-- START Data to use --

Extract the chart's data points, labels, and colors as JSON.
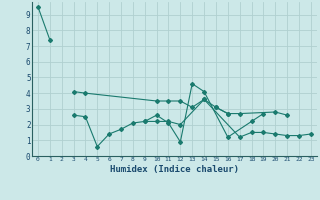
{
  "xlabel": "Humidex (Indice chaleur)",
  "xlim": [
    -0.5,
    23.5
  ],
  "ylim": [
    0,
    9.8
  ],
  "yticks": [
    0,
    1,
    2,
    3,
    4,
    5,
    6,
    7,
    8,
    9
  ],
  "xticks": [
    0,
    1,
    2,
    3,
    4,
    5,
    6,
    7,
    8,
    9,
    10,
    11,
    12,
    13,
    14,
    15,
    16,
    17,
    18,
    19,
    20,
    21,
    22,
    23
  ],
  "line_color": "#1a7a6e",
  "bg_color": "#cce8e8",
  "grid_major_color": "#b0d0d0",
  "grid_minor_color": "#c8e0e0",
  "axis_color": "#2a6060",
  "label_color": "#1a4a6e",
  "series": [
    [
      0,
      9.5,
      1,
      7.4
    ],
    [
      3,
      4.1,
      4,
      4.0,
      10,
      3.5,
      11,
      3.5,
      12,
      3.5,
      13,
      3.1,
      14,
      3.6,
      15,
      3.1,
      16,
      2.7,
      17,
      2.7,
      20,
      2.8,
      21,
      2.6
    ],
    [
      3,
      2.6,
      4,
      2.5,
      5,
      0.6,
      6,
      1.4,
      7,
      1.7,
      8,
      2.1,
      9,
      2.2,
      10,
      2.6,
      11,
      2.1,
      12,
      0.9,
      13,
      4.6,
      14,
      4.1,
      16,
      1.2,
      18,
      2.2,
      19,
      2.7
    ],
    [
      15,
      3.1,
      16,
      2.7
    ],
    [
      9,
      2.2,
      10,
      2.2,
      11,
      2.2,
      12,
      2.0,
      14,
      3.6,
      17,
      1.2,
      18,
      1.5,
      19,
      1.5,
      20,
      1.4,
      21,
      1.3,
      22,
      1.3,
      23,
      1.4
    ]
  ]
}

-- END Data to use --

### What is expected
Extract the full listing above verbatim; pictures are to be left out of the copy.

### Answer for this exercise
Extract the chart's data points, labels, and colors as JSON.
{
  "xlabel": "Humidex (Indice chaleur)",
  "xlim": [
    -0.5,
    23.5
  ],
  "ylim": [
    0,
    9.8
  ],
  "yticks": [
    0,
    1,
    2,
    3,
    4,
    5,
    6,
    7,
    8,
    9
  ],
  "xticks": [
    0,
    1,
    2,
    3,
    4,
    5,
    6,
    7,
    8,
    9,
    10,
    11,
    12,
    13,
    14,
    15,
    16,
    17,
    18,
    19,
    20,
    21,
    22,
    23
  ],
  "line_color": "#1a7a6e",
  "bg_color": "#cce8e8",
  "grid_major_color": "#b0d0d0",
  "grid_minor_color": "#c8e0e0",
  "axis_color": "#2a6060",
  "label_color": "#1a4a6e",
  "series": [
    [
      0,
      9.5,
      1,
      7.4
    ],
    [
      3,
      4.1,
      4,
      4.0,
      10,
      3.5,
      11,
      3.5,
      12,
      3.5,
      13,
      3.1,
      14,
      3.6,
      15,
      3.1,
      16,
      2.7,
      17,
      2.7,
      20,
      2.8,
      21,
      2.6
    ],
    [
      3,
      2.6,
      4,
      2.5,
      5,
      0.6,
      6,
      1.4,
      7,
      1.7,
      8,
      2.1,
      9,
      2.2,
      10,
      2.6,
      11,
      2.1,
      12,
      0.9,
      13,
      4.6,
      14,
      4.1,
      16,
      1.2,
      18,
      2.2,
      19,
      2.7
    ],
    [
      15,
      3.1,
      16,
      2.7
    ],
    [
      9,
      2.2,
      10,
      2.2,
      11,
      2.2,
      12,
      2.0,
      14,
      3.6,
      17,
      1.2,
      18,
      1.5,
      19,
      1.5,
      20,
      1.4,
      21,
      1.3,
      22,
      1.3,
      23,
      1.4
    ]
  ]
}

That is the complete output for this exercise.